→ Exercise task
Copy each line of the entries beneath that contains the word "organizer".

>>>

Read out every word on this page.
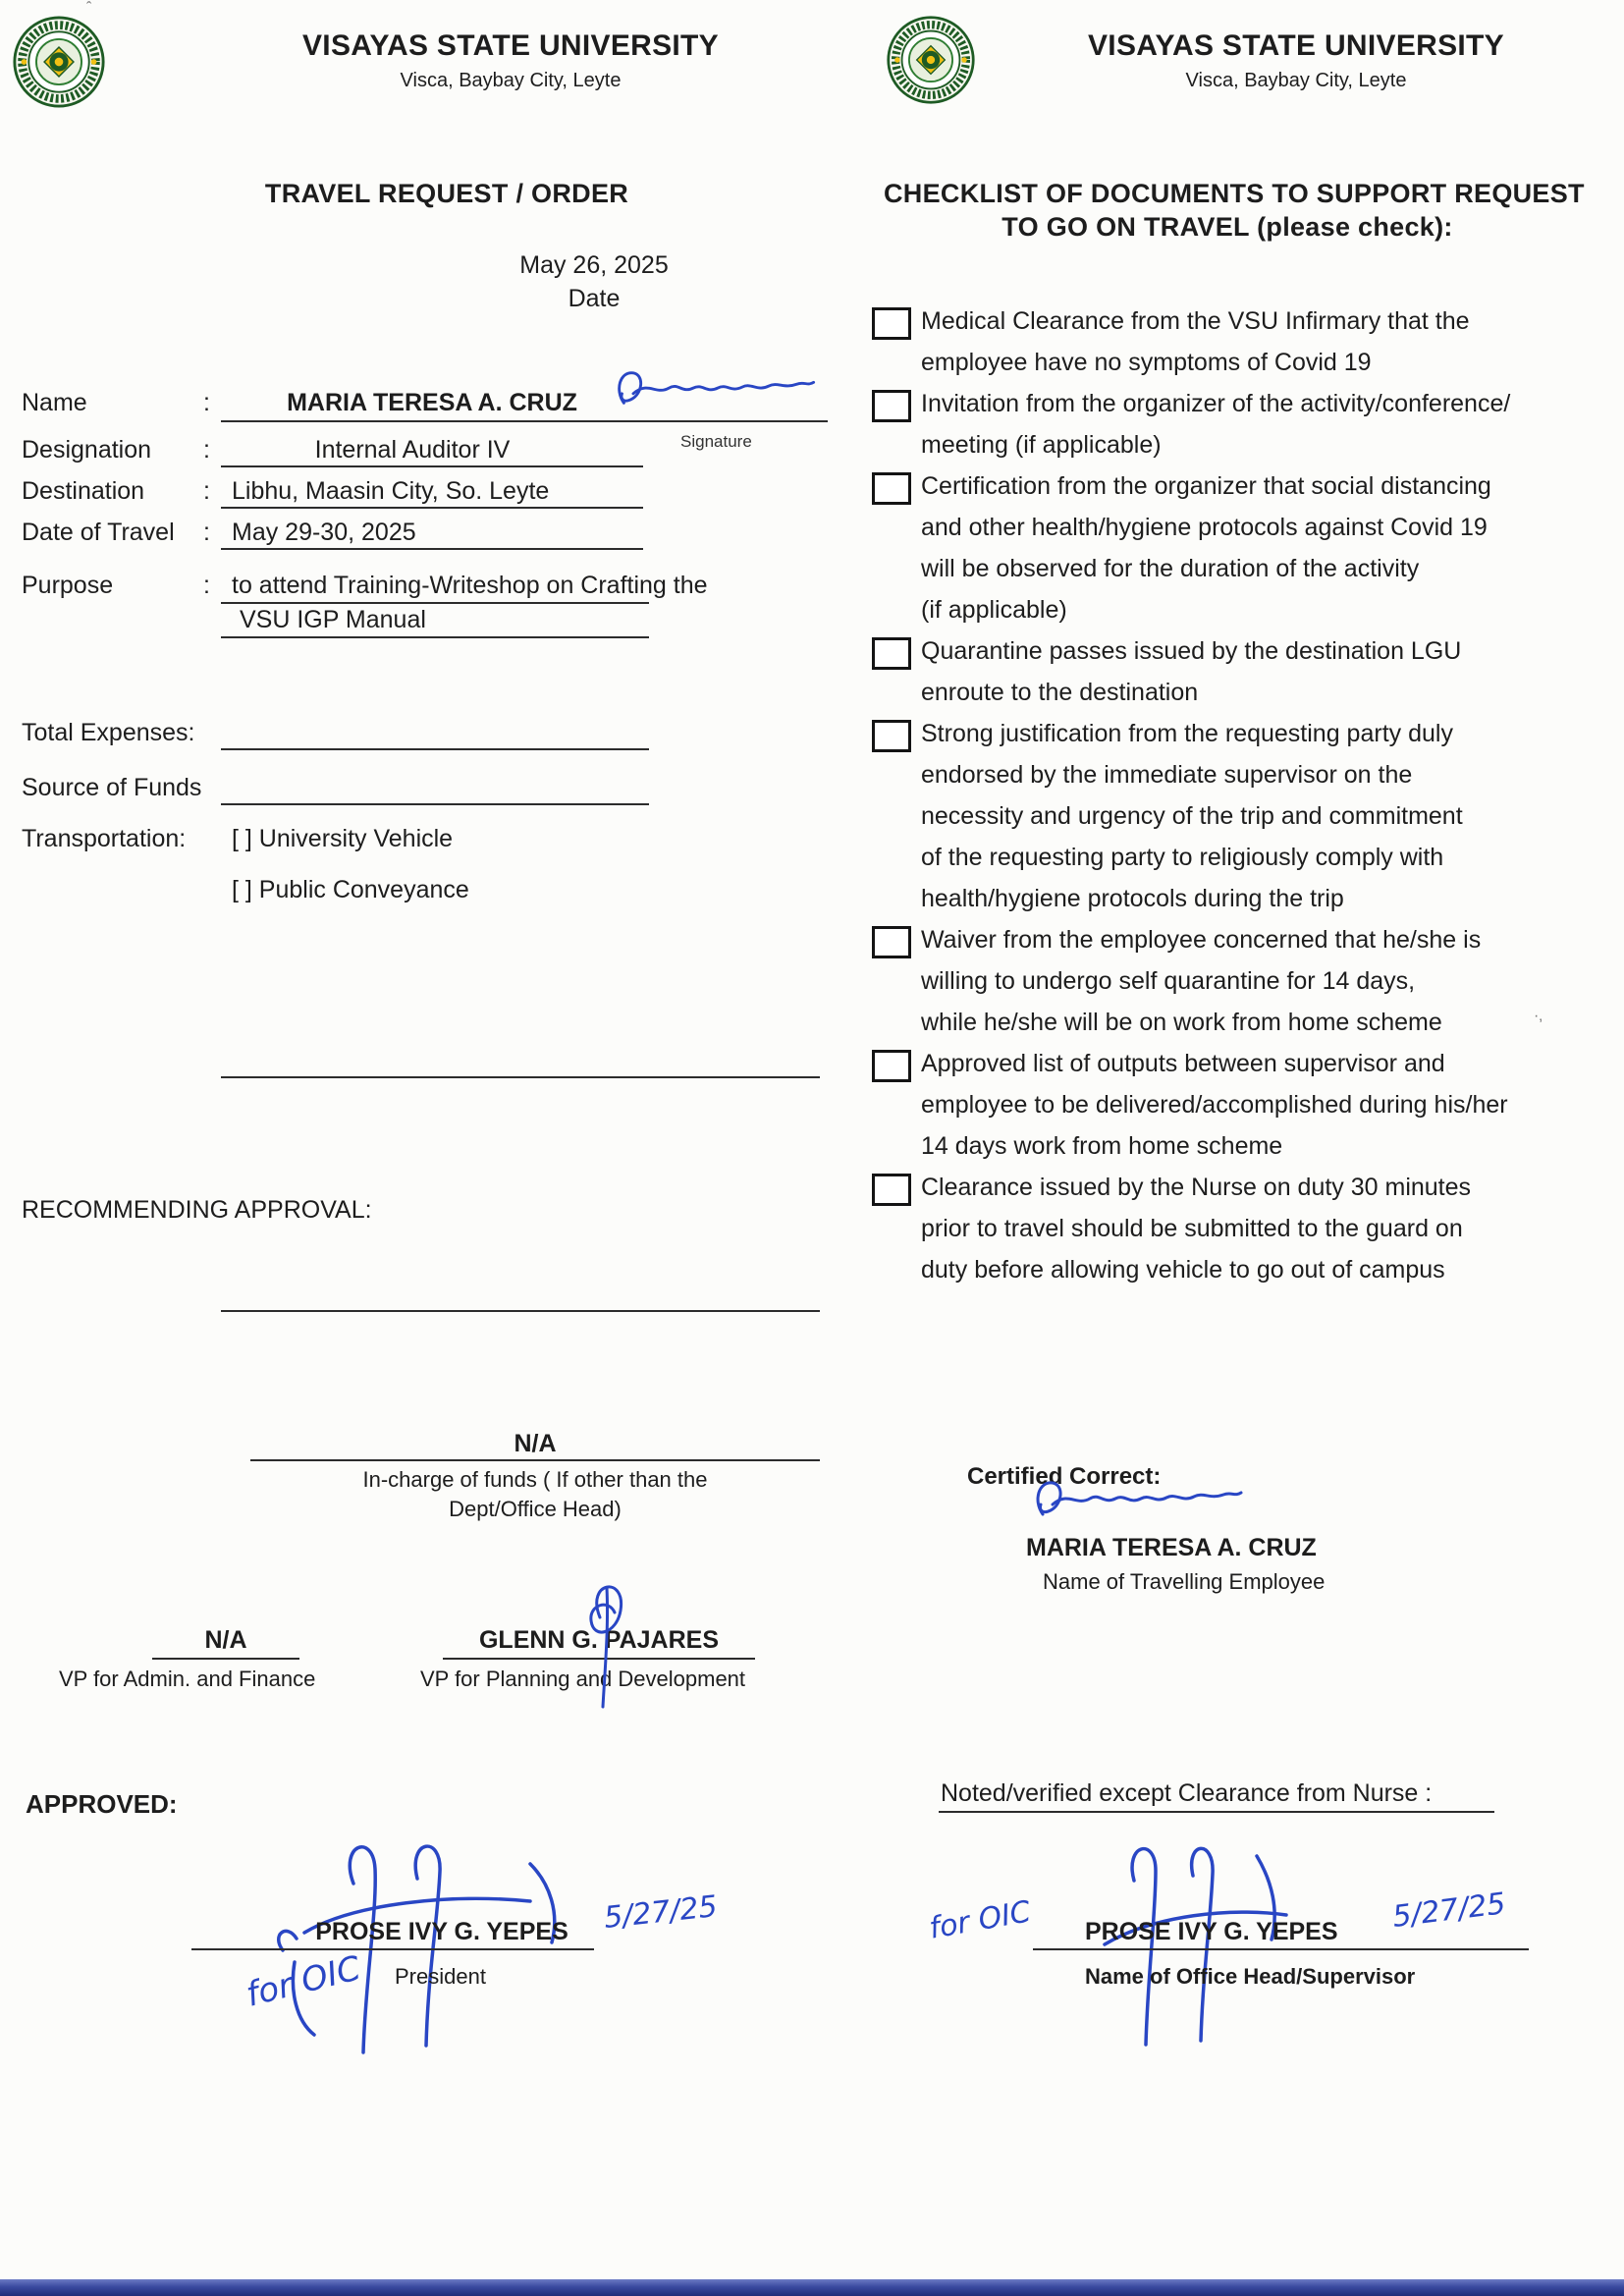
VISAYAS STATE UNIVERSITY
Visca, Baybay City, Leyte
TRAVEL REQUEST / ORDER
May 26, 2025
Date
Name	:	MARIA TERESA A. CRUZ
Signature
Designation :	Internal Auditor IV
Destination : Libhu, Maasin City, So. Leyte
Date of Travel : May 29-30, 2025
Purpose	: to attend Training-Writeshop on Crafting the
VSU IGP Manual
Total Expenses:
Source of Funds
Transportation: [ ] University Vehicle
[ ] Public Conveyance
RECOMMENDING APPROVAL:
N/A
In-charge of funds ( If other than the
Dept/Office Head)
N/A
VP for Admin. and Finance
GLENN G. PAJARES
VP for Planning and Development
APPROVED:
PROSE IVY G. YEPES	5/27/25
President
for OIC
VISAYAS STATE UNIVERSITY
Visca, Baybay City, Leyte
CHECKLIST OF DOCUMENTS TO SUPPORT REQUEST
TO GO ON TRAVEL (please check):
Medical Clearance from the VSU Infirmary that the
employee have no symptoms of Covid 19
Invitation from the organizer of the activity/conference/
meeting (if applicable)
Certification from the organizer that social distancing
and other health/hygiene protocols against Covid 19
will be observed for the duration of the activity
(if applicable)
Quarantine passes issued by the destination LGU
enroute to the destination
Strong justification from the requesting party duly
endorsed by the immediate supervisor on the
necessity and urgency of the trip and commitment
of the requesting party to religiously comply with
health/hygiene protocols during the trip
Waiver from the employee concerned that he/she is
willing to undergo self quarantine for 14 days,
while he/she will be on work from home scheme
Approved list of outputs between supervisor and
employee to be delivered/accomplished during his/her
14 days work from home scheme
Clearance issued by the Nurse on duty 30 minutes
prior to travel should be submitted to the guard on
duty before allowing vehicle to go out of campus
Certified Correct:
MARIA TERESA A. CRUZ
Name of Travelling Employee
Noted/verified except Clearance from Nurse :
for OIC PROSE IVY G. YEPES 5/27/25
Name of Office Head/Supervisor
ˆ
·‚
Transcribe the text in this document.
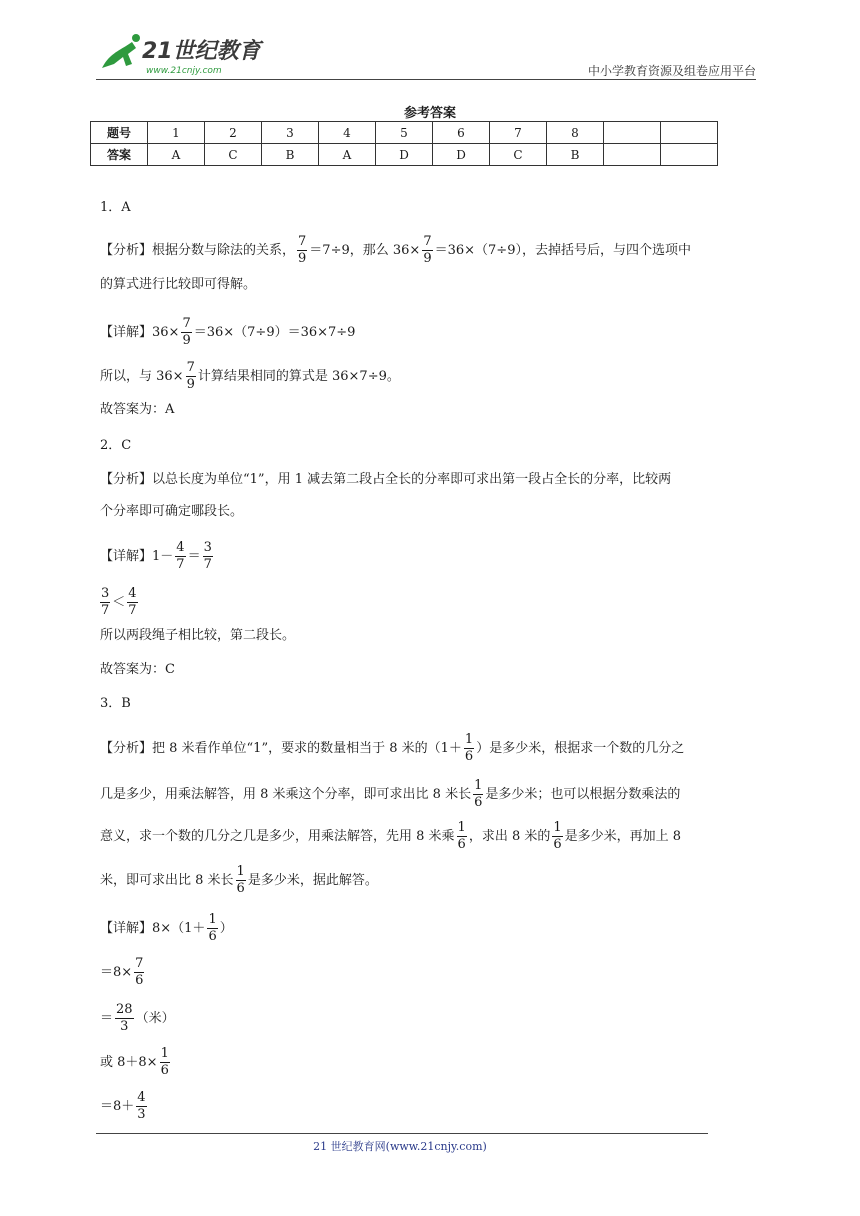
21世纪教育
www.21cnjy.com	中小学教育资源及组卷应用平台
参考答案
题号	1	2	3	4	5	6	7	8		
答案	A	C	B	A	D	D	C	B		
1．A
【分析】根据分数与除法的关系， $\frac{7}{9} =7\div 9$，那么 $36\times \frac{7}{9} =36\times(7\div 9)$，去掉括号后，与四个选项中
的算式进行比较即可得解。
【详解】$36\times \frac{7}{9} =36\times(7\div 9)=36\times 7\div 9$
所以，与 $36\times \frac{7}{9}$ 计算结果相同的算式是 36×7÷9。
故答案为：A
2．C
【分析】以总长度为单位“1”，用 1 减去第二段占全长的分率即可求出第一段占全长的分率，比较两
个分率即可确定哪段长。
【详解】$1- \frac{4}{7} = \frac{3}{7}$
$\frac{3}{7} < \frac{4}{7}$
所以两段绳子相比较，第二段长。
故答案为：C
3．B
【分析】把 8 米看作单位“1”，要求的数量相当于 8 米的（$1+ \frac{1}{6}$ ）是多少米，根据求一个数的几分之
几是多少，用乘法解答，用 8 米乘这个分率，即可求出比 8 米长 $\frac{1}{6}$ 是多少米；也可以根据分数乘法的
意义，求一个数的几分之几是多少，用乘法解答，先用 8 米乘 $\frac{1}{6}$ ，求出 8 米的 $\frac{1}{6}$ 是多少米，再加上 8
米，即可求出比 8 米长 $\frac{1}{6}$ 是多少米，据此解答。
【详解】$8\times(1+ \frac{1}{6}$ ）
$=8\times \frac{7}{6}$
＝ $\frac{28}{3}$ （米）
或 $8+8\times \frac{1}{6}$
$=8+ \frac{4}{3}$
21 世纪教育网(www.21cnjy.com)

<<<

→ Reply to the exercise
Invitation from the organizer of the activity/conference/
Certification from the organizer that social distancing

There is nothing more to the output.